◆ Collection entries:
/---
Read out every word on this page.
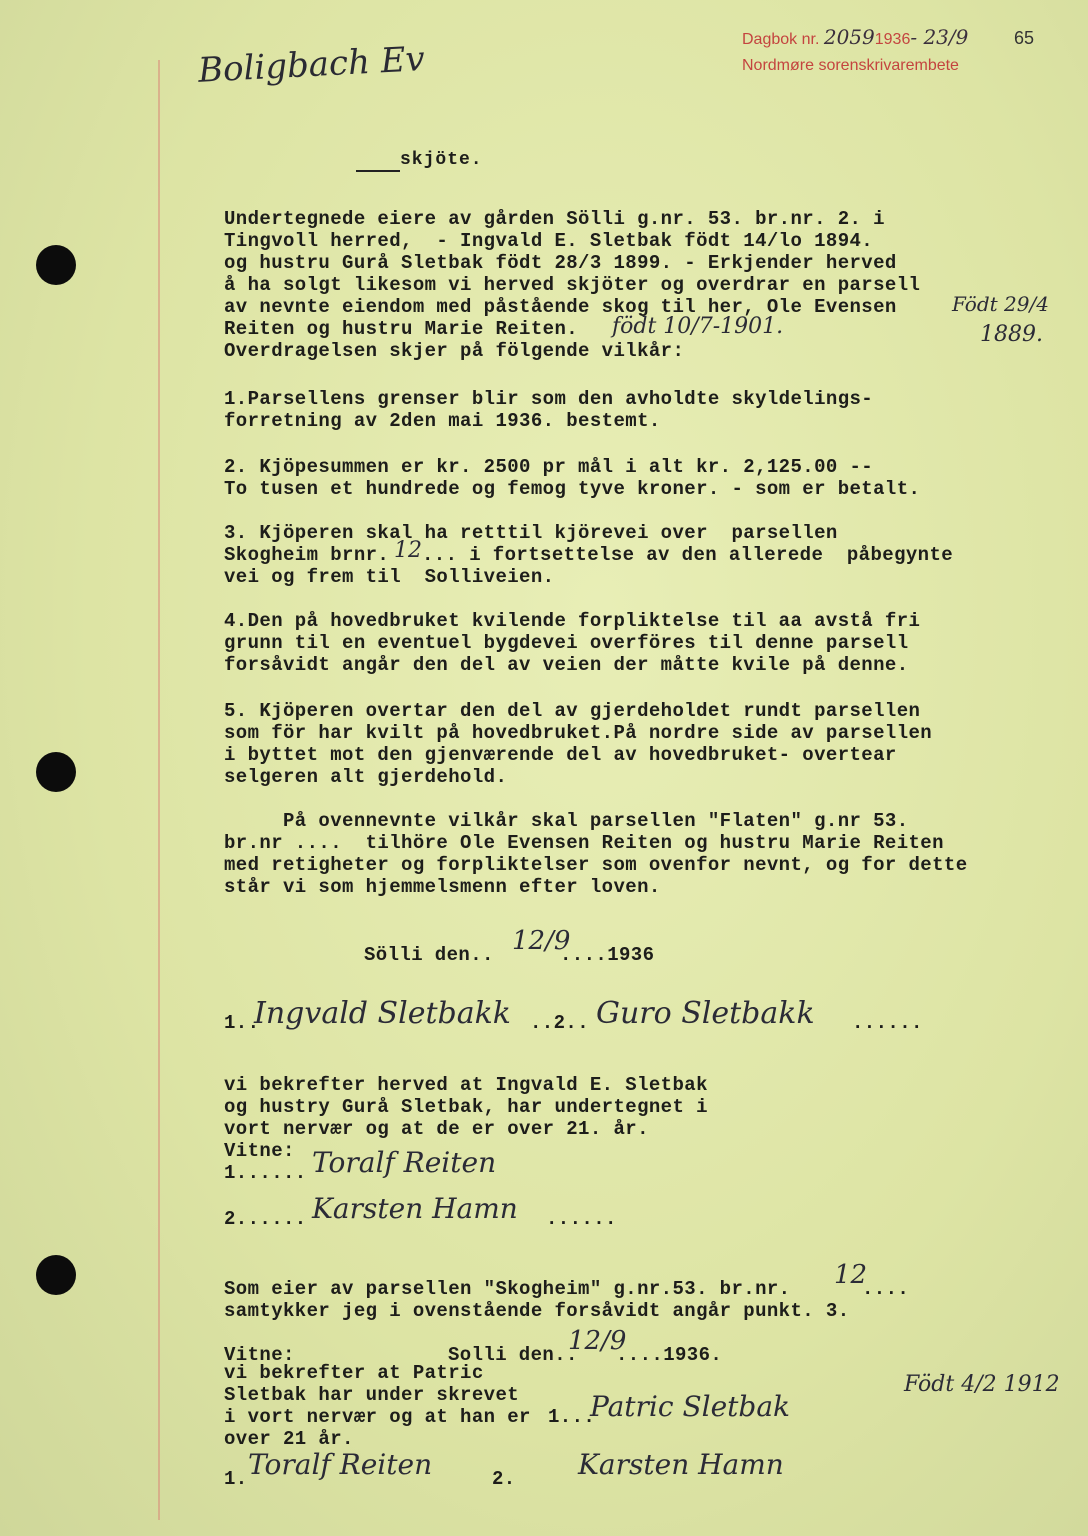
Boligbach Ev	Dagbok nr. 20591936- 23/9
Nordmøre sorenskrivarembete
65
skjöte.
Undertegnede eiere av gården Sölli g.nr. 53. br.nr. 2. i
Tingvoll herred,  - Ingvald E. Sletbak födt 14/lo 1894.
og hustru Gurå Sletbak födt 28/3 1899. - Erkjender herved
å ha solgt likesom vi herved skjöter og overdrar en parsell
av nevnte eiendom med påstående skog til her, Ole Evensen
Reiten og hustru Marie Reiten.
Overdragelsen skjer på fölgende vilkår:
Födt 29/4
1889.
födt 10/7-1901.
1.Parsellens grenser blir som den avholdte skyldelings-
forretning av 2den mai 1936. bestemt.
2. Kjöpesummen er kr. 2500 pr mål i alt kr. 2,125.00 --
To tusen et hundrede og femog tyve kroner. - som er betalt.
3. Kjöperen skal ha retttil kjörevei over  parsellen
Skogheim brnr. 12 ... i fortsettelse av den allerede  påbegynte
vei og frem til  Solliveien.
4.Den på hovedbruket kvilende forpliktelse til aa avstå fri
grunn til en eventuel bygdevei overföres til denne parsell
forsåvidt angår den del av veien der måtte kvile på denne.
5. Kjöperen overtar den del av gjerdeholdet rundt parsellen
som för har kvilt på hovedbruket.På nordre side av parsellen
i byttet mot den gjenværende del av hovedbruket- overtear
selgeren alt gjerdehold.
På ovennevnte vilkår skal parsellen "Flaten" g.nr 53.
br.nr ....  tilhöre Ole Evensen Reiten og hustru Marie Reiten
med retigheter og forpliktelser som ovenfor nevnt, og for dette
står vi som hjemmelsmenn efter loven.
Sölli den.. 12/9
....1936
1..
Ingvald Sletbakk ..2.. Guro Sletbakk ......
vi bekrefter herved at Ingvald E. Sletbak
og hustry Gurå Sletbak, har undertegnet i
vort nervær og at de er over 21. år.
Vitne:
1...... Toralf Reiten
2...... Karsten Hamn ......
Som eier av parsellen "Skogheim" g.nr.53. br.nr. 12
....
samtykker jeg i ovenstående forsåvidt angår punkt. 3.
Vitne:	Solli den..
12/9
....1936.
vi bekrefter at Patric
Sletbak har under skrevet
i vort nervær og at han er
over 21 år.
1...
Patric Sletbak
Födt 4/2 1912
1. Toralf Reiten	2. Karsten Hamn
\---
◆ Work required: Go through the listing above and quote it exactly, apart from its images.

◆ The output:
Read out every word on this page.
Boligbach Ev	Dagbok nr. 20591936- 23/9
Nordmøre sorenskrivarembete
65
skjöte.
Undertegnede eiere av gården Sölli g.nr. 53. br.nr. 2. i
Tingvoll herred,  - Ingvald E. Sletbak födt 14/lo 1894.
og hustru Gurå Sletbak födt 28/3 1899. - Erkjender herved
å ha solgt likesom vi herved skjöter og overdrar en parsell
av nevnte eiendom med påstående skog til her, Ole Evensen
Reiten og hustru Marie Reiten.
Overdragelsen skjer på fölgende vilkår:
Födt 29/4
1889.
födt 10/7-1901.
1.Parsellens grenser blir som den avholdte skyldelings-
forretning av 2den mai 1936. bestemt.
2. Kjöpesummen er kr. 2500 pr mål i alt kr. 2,125.00 --
To tusen et hundrede og femog tyve kroner. - som er betalt.
3. Kjöperen skal ha retttil kjörevei over  parsellen
Skogheim brnr. 12 ... i fortsettelse av den allerede  påbegynte
vei og frem til  Solliveien.
4.Den på hovedbruket kvilende forpliktelse til aa avstå fri
grunn til en eventuel bygdevei overföres til denne parsell
forsåvidt angår den del av veien der måtte kvile på denne.
5. Kjöperen overtar den del av gjerdeholdet rundt parsellen
som för har kvilt på hovedbruket.På nordre side av parsellen
i byttet mot den gjenværende del av hovedbruket- overtear
selgeren alt gjerdehold.
På ovennevnte vilkår skal parsellen "Flaten" g.nr 53.
br.nr ....  tilhöre Ole Evensen Reiten og hustru Marie Reiten
med retigheter og forpliktelser som ovenfor nevnt, og for dette
står vi som hjemmelsmenn efter loven.
Sölli den.. 12/9
....1936
1..
Ingvald Sletbakk ..2.. Guro Sletbakk ......
vi bekrefter herved at Ingvald E. Sletbak
og hustry Gurå Sletbak, har undertegnet i
vort nervær og at de er over 21. år.
Vitne:
1...... Toralf Reiten
2...... Karsten Hamn ......
Som eier av parsellen "Skogheim" g.nr.53. br.nr. 12
....
samtykker jeg i ovenstående forsåvidt angår punkt. 3.
Vitne:	Solli den..
12/9
....1936.
vi bekrefter at Patric
Sletbak har under skrevet
i vort nervær og at han er
over 21 år.
1...
Patric Sletbak
Födt 4/2 1912
1. Toralf Reiten	2. Karsten Hamn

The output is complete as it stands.